# [Given exercise]
Each record that follows should be repeated exactly, minus any images.

## BEGIN

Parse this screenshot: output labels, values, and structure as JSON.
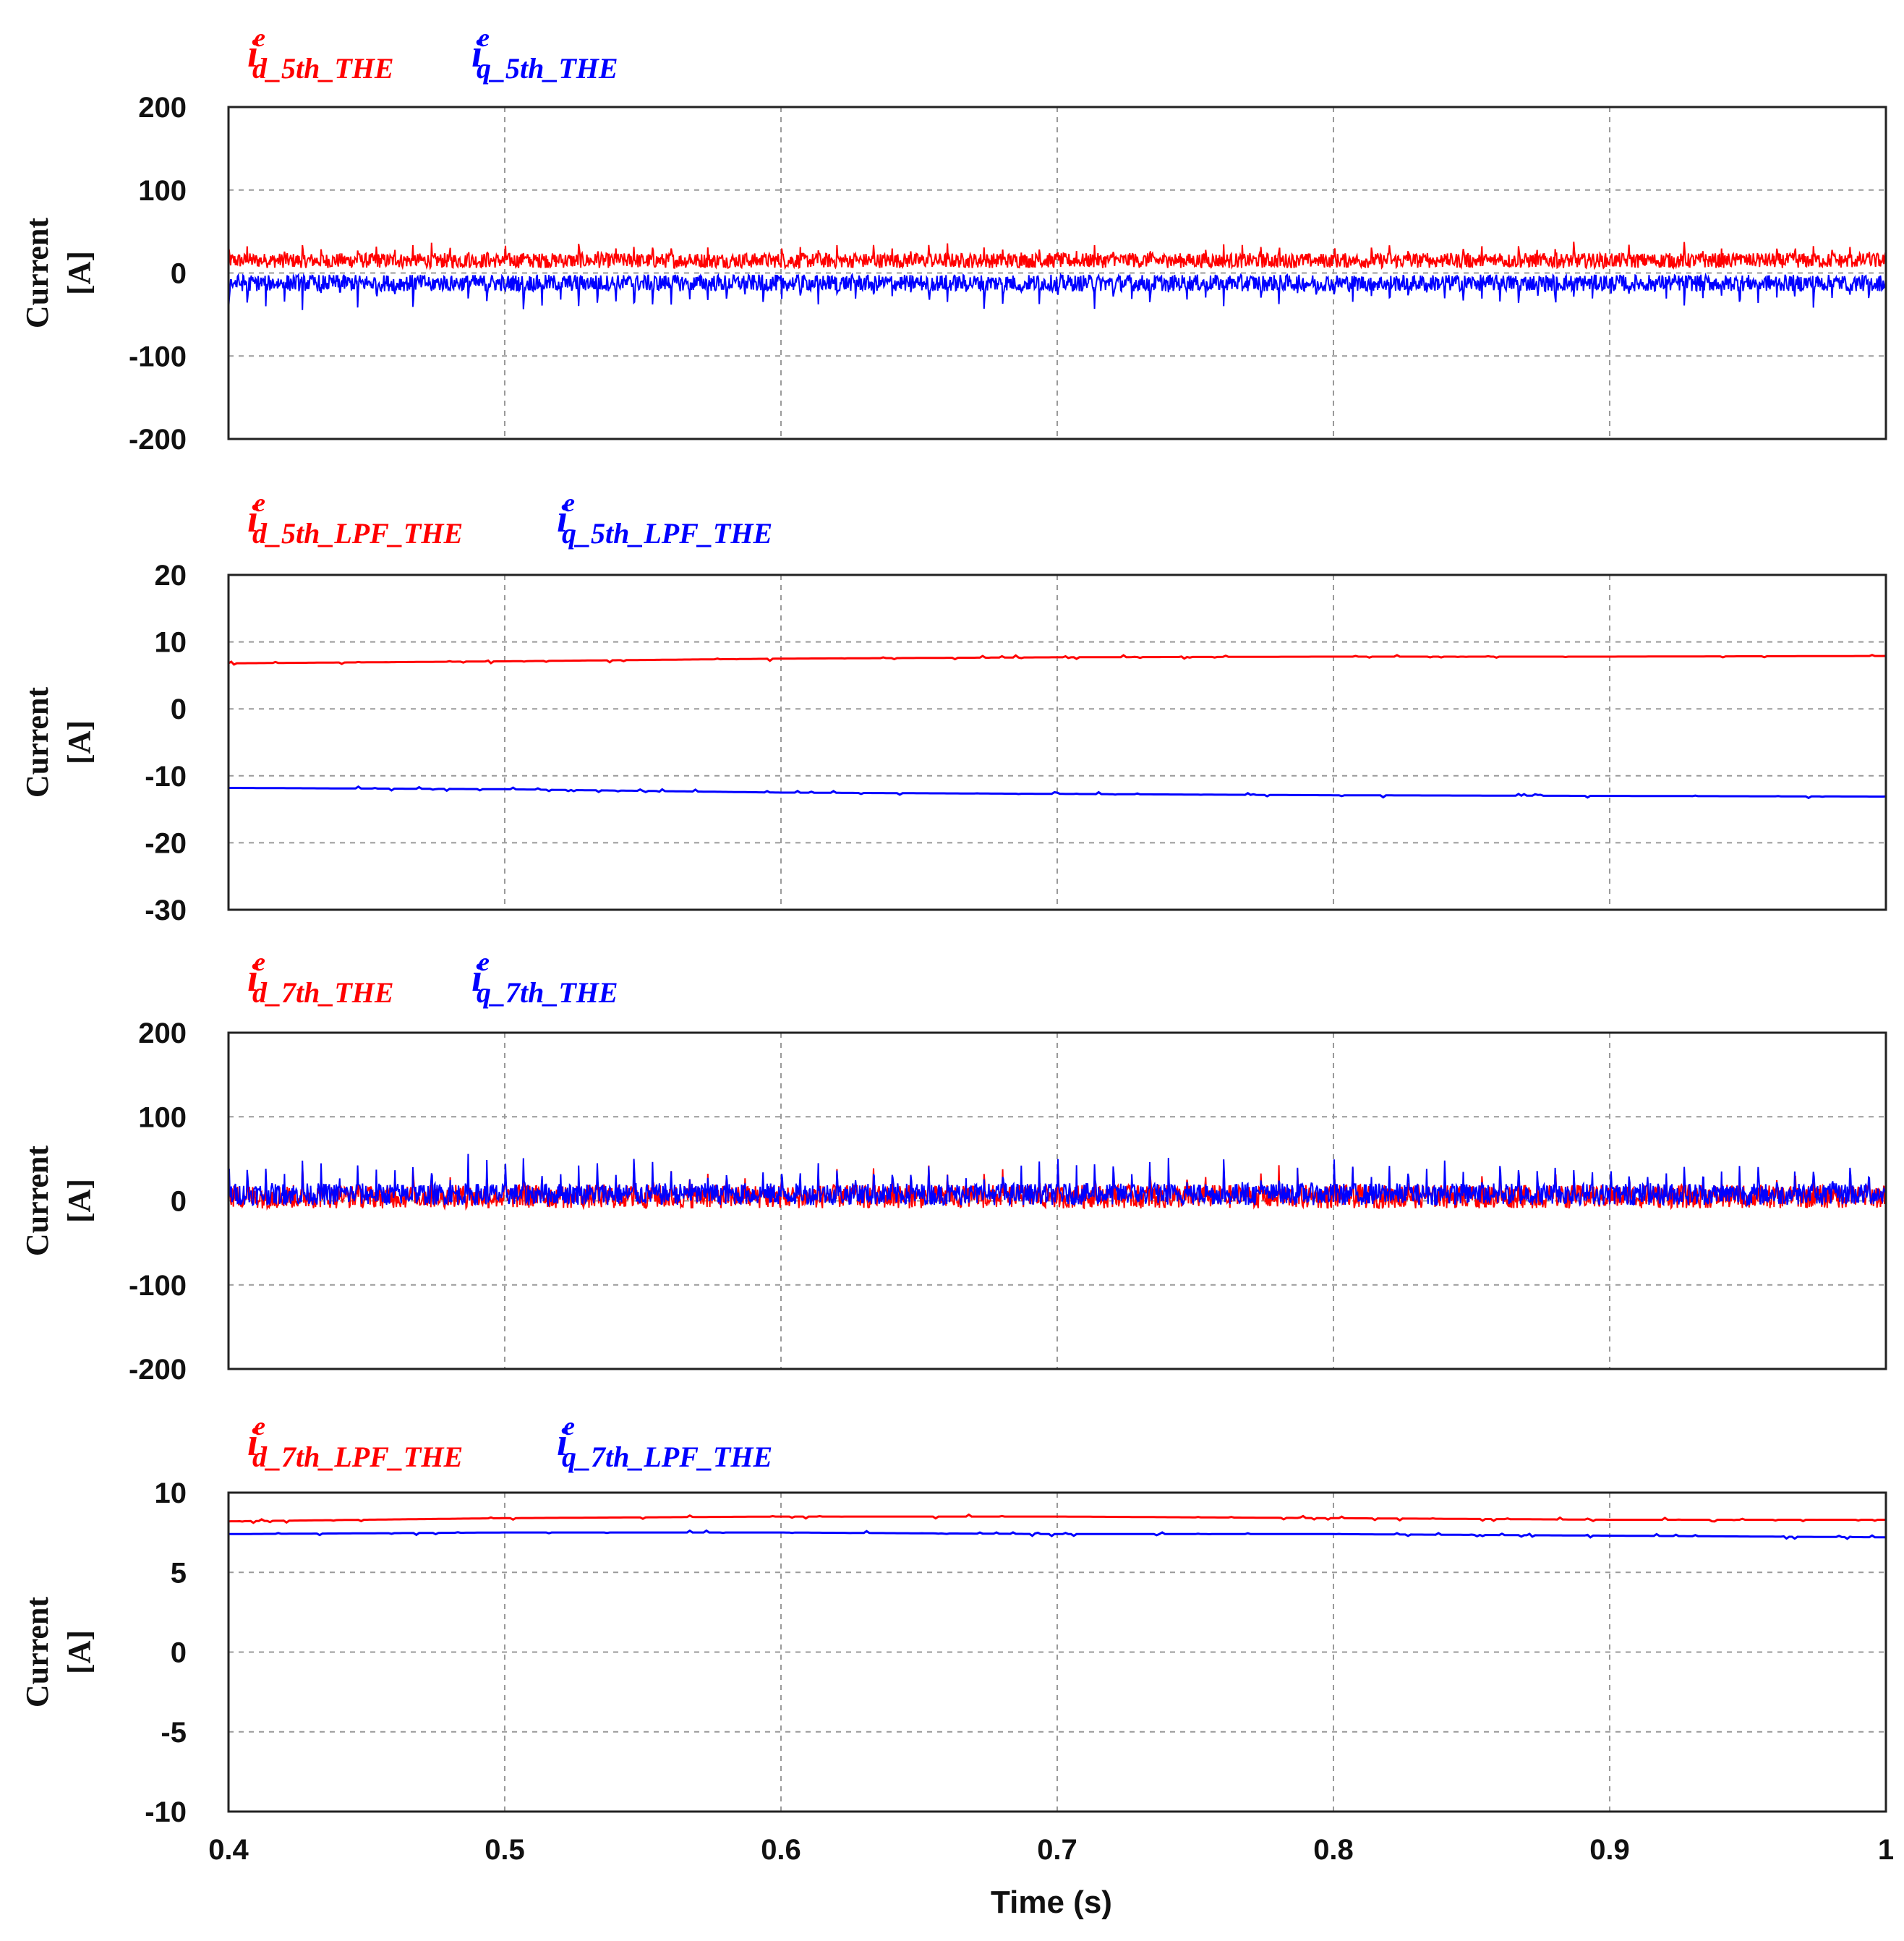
{
  "colors": {
    "d_series": "#ff0000",
    "q_series": "#0000ff",
    "grid": "#9a9a9a",
    "frame": "#222222"
  },
  "chart_data": [
    {
      "type": "line",
      "title": "",
      "ylabel": "Current [A]",
      "ylabel_line1": "Current",
      "ylabel_line2": "[A]",
      "ylim": [
        -200,
        200
      ],
      "yticks": [
        200,
        100,
        0,
        -100,
        -200
      ],
      "ytick_labels": [
        "200",
        "100",
        "0",
        "-100",
        "-200"
      ],
      "xlim": [
        0.4,
        1.0
      ],
      "series": [
        {
          "name": "i^e_d_5th_THE",
          "base": "i",
          "sup": "e",
          "sub": "d_5th_THE",
          "color": "#ff0000",
          "mean": 15,
          "noise": 9,
          "spike": 18,
          "spike_dir": 1,
          "period": 0.00667
        },
        {
          "name": "i^e_q_5th_THE",
          "base": "i",
          "sup": "e",
          "sub": "q_5th_THE",
          "color": "#0000ff",
          "mean": -12,
          "noise": 10,
          "spike": -30,
          "spike_dir": -1,
          "period": 0.00667
        }
      ]
    },
    {
      "type": "line",
      "title": "",
      "ylabel": "Current [A]",
      "ylabel_line1": "Current",
      "ylabel_line2": "[A]",
      "ylim": [
        -30,
        20
      ],
      "yticks": [
        20,
        10,
        0,
        -10,
        -20,
        -30
      ],
      "ytick_labels": [
        "20",
        "10",
        "0",
        "-10",
        "-20",
        "-30"
      ],
      "xlim": [
        0.4,
        1.0
      ],
      "series": [
        {
          "name": "i^e_d_5th_LPF_THE",
          "base": "i",
          "sup": "e",
          "sub": "d_5th_LPF_THE",
          "color": "#ff0000",
          "x": [
            0.4,
            0.5,
            0.6,
            0.7,
            0.8,
            0.9,
            1.0
          ],
          "values": [
            6.8,
            7.1,
            7.5,
            7.7,
            7.8,
            7.8,
            7.9
          ]
        },
        {
          "name": "i^e_q_5th_LPF_THE",
          "base": "i",
          "sup": "e",
          "sub": "q_5th_LPF_THE",
          "color": "#0000ff",
          "x": [
            0.4,
            0.5,
            0.6,
            0.7,
            0.8,
            0.9,
            1.0
          ],
          "values": [
            -11.8,
            -12.0,
            -12.5,
            -12.7,
            -12.9,
            -13.0,
            -13.1
          ]
        }
      ]
    },
    {
      "type": "line",
      "title": "",
      "ylabel": "Current [A]",
      "ylabel_line1": "Current",
      "ylabel_line2": "[A]",
      "ylim": [
        -200,
        200
      ],
      "yticks": [
        200,
        100,
        0,
        -100,
        -200
      ],
      "ytick_labels": [
        "200",
        "100",
        "0",
        "-100",
        "-200"
      ],
      "xlim": [
        0.4,
        1.0
      ],
      "series": [
        {
          "name": "i^e_d_7th_THE",
          "base": "i",
          "sup": "e",
          "sub": "d_7th_THE",
          "color": "#ff0000",
          "mean": 5,
          "noise": 14,
          "spike": 30,
          "spike_dir": 1,
          "period": 0.00667
        },
        {
          "name": "i^e_q_7th_THE",
          "base": "i",
          "sup": "e",
          "sub": "q_7th_THE",
          "color": "#0000ff",
          "mean": 8,
          "noise": 13,
          "spike": 40,
          "spike_dir": 1,
          "period": 0.00667
        }
      ]
    },
    {
      "type": "line",
      "title": "",
      "ylabel": "Current [A]",
      "ylabel_line1": "Current",
      "ylabel_line2": "[A]",
      "ylim": [
        -10,
        10
      ],
      "yticks": [
        10,
        5,
        0,
        -5,
        -10
      ],
      "ytick_labels": [
        "10",
        "5",
        "0",
        "-5",
        "-10"
      ],
      "xlim": [
        0.4,
        1.0
      ],
      "xticks": [
        0.4,
        0.5,
        0.6,
        0.7,
        0.8,
        0.9,
        1.0
      ],
      "xtick_labels": [
        "0.4",
        "0.5",
        "0.6",
        "0.7",
        "0.8",
        "0.9",
        "1"
      ],
      "xlabel": "Time (s)",
      "series": [
        {
          "name": "i^e_d_7th_LPF_THE",
          "base": "i",
          "sup": "e",
          "sub": "d_7th_LPF_THE",
          "color": "#ff0000",
          "x": [
            0.4,
            0.5,
            0.6,
            0.7,
            0.8,
            0.9,
            1.0
          ],
          "values": [
            8.2,
            8.4,
            8.5,
            8.5,
            8.4,
            8.3,
            8.3
          ]
        },
        {
          "name": "i^e_q_7th_LPF_THE",
          "base": "i",
          "sup": "e",
          "sub": "q_7th_LPF_THE",
          "color": "#0000ff",
          "x": [
            0.4,
            0.5,
            0.6,
            0.7,
            0.8,
            0.9,
            1.0
          ],
          "values": [
            7.4,
            7.5,
            7.5,
            7.4,
            7.4,
            7.3,
            7.2
          ]
        }
      ]
    }
  ]
}
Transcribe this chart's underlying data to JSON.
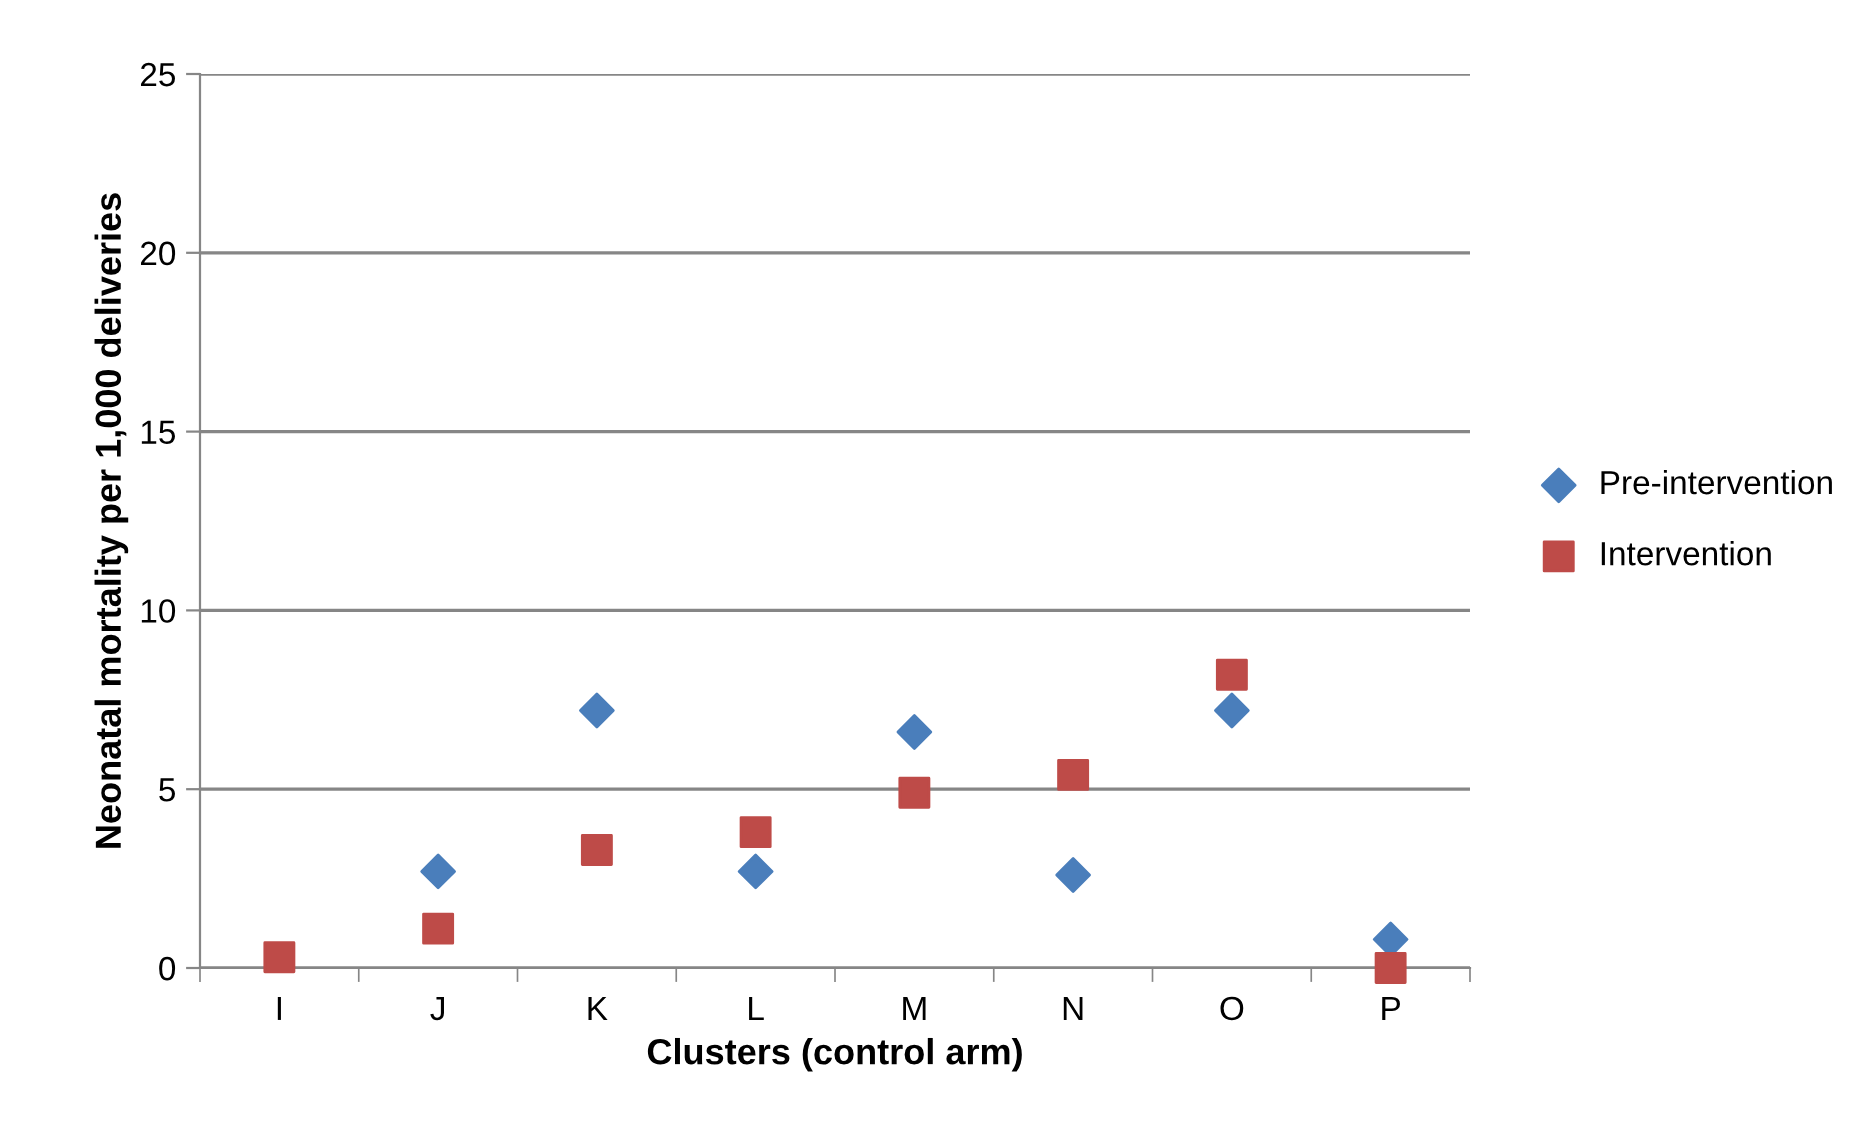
{
  "chart_data": {
    "type": "scatter",
    "xlabel": "Clusters (control arm)",
    "ylabel": "Neonatal mortality per 1,000 deliveries",
    "categories": [
      "I",
      "J",
      "K",
      "L",
      "M",
      "N",
      "O",
      "P"
    ],
    "series": [
      {
        "name": "Pre-intervention",
        "color": "#4a7ebb",
        "marker": "diamond",
        "values": [
          null,
          2.7,
          7.2,
          2.7,
          6.6,
          2.6,
          7.2,
          0.8
        ]
      },
      {
        "name": "Intervention",
        "color": "#be4b48",
        "marker": "square",
        "values": [
          0.3,
          1.1,
          3.3,
          3.8,
          4.9,
          5.4,
          8.2,
          0
        ]
      }
    ],
    "ylim": [
      0,
      25
    ],
    "yticks": [
      0,
      5,
      10,
      15,
      20,
      25
    ],
    "grid": "y",
    "legend": "right"
  }
}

## END

# [Response to this exercise]
Parse this screenshot: output labels, values, and structure as JSON.
{
  "colors": {
    "d_series": "#ff0000",
    "q_series": "#0000ff",
    "grid": "#9a9a9a",
    "frame": "#222222"
  },
  "chart_data": [
    {
      "type": "line",
      "title": "",
      "ylabel": "Current [A]",
      "ylabel_line1": "Current",
      "ylabel_line2": "[A]",
      "ylim": [
        -200,
        200
      ],
      "yticks": [
        200,
        100,
        0,
        -100,
        -200
      ],
      "ytick_labels": [
        "200",
        "100",
        "0",
        "-100",
        "-200"
      ],
      "xlim": [
        0.4,
        1.0
      ],
      "series": [
        {
          "name": "i^e_d_5th_THE",
          "base": "i",
          "sup": "e",
          "sub": "d_5th_THE",
          "color": "#ff0000",
          "mean": 15,
          "noise": 9,
          "spike": 18,
          "spike_dir": 1,
          "period": 0.00667
        },
        {
          "name": "i^e_q_5th_THE",
          "base": "i",
          "sup": "e",
          "sub": "q_5th_THE",
          "color": "#0000ff",
          "mean": -12,
          "noise": 10,
          "spike": -30,
          "spike_dir": -1,
          "period": 0.00667
        }
      ]
    },
    {
      "type": "line",
      "title": "",
      "ylabel": "Current [A]",
      "ylabel_line1": "Current",
      "ylabel_line2": "[A]",
      "ylim": [
        -30,
        20
      ],
      "yticks": [
        20,
        10,
        0,
        -10,
        -20,
        -30
      ],
      "ytick_labels": [
        "20",
        "10",
        "0",
        "-10",
        "-20",
        "-30"
      ],
      "xlim": [
        0.4,
        1.0
      ],
      "series": [
        {
          "name": "i^e_d_5th_LPF_THE",
          "base": "i",
          "sup": "e",
          "sub": "d_5th_LPF_THE",
          "color": "#ff0000",
          "x": [
            0.4,
            0.5,
            0.6,
            0.7,
            0.8,
            0.9,
            1.0
          ],
          "values": [
            6.8,
            7.1,
            7.5,
            7.7,
            7.8,
            7.8,
            7.9
          ]
        },
        {
          "name": "i^e_q_5th_LPF_THE",
          "base": "i",
          "sup": "e",
          "sub": "q_5th_LPF_THE",
          "color": "#0000ff",
          "x": [
            0.4,
            0.5,
            0.6,
            0.7,
            0.8,
            0.9,
            1.0
          ],
          "values": [
            -11.8,
            -12.0,
            -12.5,
            -12.7,
            -12.9,
            -13.0,
            -13.1
          ]
        }
      ]
    },
    {
      "type": "line",
      "title": "",
      "ylabel": "Current [A]",
      "ylabel_line1": "Current",
      "ylabel_line2": "[A]",
      "ylim": [
        -200,
        200
      ],
      "yticks": [
        200,
        100,
        0,
        -100,
        -200
      ],
      "ytick_labels": [
        "200",
        "100",
        "0",
        "-100",
        "-200"
      ],
      "xlim": [
        0.4,
        1.0
      ],
      "series": [
        {
          "name": "i^e_d_7th_THE",
          "base": "i",
          "sup": "e",
          "sub": "d_7th_THE",
          "color": "#ff0000",
          "mean": 5,
          "noise": 14,
          "spike": 30,
          "spike_dir": 1,
          "period": 0.00667
        },
        {
          "name": "i^e_q_7th_THE",
          "base": "i",
          "sup": "e",
          "sub": "q_7th_THE",
          "color": "#0000ff",
          "mean": 8,
          "noise": 13,
          "spike": 40,
          "spike_dir": 1,
          "period": 0.00667
        }
      ]
    },
    {
      "type": "line",
      "title": "",
      "ylabel": "Current [A]",
      "ylabel_line1": "Current",
      "ylabel_line2": "[A]",
      "ylim": [
        -10,
        10
      ],
      "yticks": [
        10,
        5,
        0,
        -5,
        -10
      ],
      "ytick_labels": [
        "10",
        "5",
        "0",
        "-5",
        "-10"
      ],
      "xlim": [
        0.4,
        1.0
      ],
      "xticks": [
        0.4,
        0.5,
        0.6,
        0.7,
        0.8,
        0.9,
        1.0
      ],
      "xtick_labels": [
        "0.4",
        "0.5",
        "0.6",
        "0.7",
        "0.8",
        "0.9",
        "1"
      ],
      "xlabel": "Time (s)",
      "series": [
        {
          "name": "i^e_d_7th_LPF_THE",
          "base": "i",
          "sup": "e",
          "sub": "d_7th_LPF_THE",
          "color": "#ff0000",
          "x": [
            0.4,
            0.5,
            0.6,
            0.7,
            0.8,
            0.9,
            1.0
          ],
          "values": [
            8.2,
            8.4,
            8.5,
            8.5,
            8.4,
            8.3,
            8.3
          ]
        },
        {
          "name": "i^e_q_7th_LPF_THE",
          "base": "i",
          "sup": "e",
          "sub": "q_7th_LPF_THE",
          "color": "#0000ff",
          "x": [
            0.4,
            0.5,
            0.6,
            0.7,
            0.8,
            0.9,
            1.0
          ],
          "values": [
            7.4,
            7.5,
            7.5,
            7.4,
            7.4,
            7.3,
            7.2
          ]
        }
      ]
    }
  ]
}
Transcribe this chart's underlying data to JSON.
{
  "chart_data": {
    "type": "scatter",
    "xlabel": "Clusters (control arm)",
    "ylabel": "Neonatal mortality per 1,000 deliveries",
    "categories": [
      "I",
      "J",
      "K",
      "L",
      "M",
      "N",
      "O",
      "P"
    ],
    "series": [
      {
        "name": "Pre-intervention",
        "color": "#4a7ebb",
        "marker": "diamond",
        "values": [
          null,
          2.7,
          7.2,
          2.7,
          6.6,
          2.6,
          7.2,
          0.8
        ]
      },
      {
        "name": "Intervention",
        "color": "#be4b48",
        "marker": "square",
        "values": [
          0.3,
          1.1,
          3.3,
          3.8,
          4.9,
          5.4,
          8.2,
          0
        ]
      }
    ],
    "ylim": [
      0,
      25
    ],
    "yticks": [
      0,
      5,
      10,
      15,
      20,
      25
    ],
    "grid": "y",
    "legend": "right"
  }
}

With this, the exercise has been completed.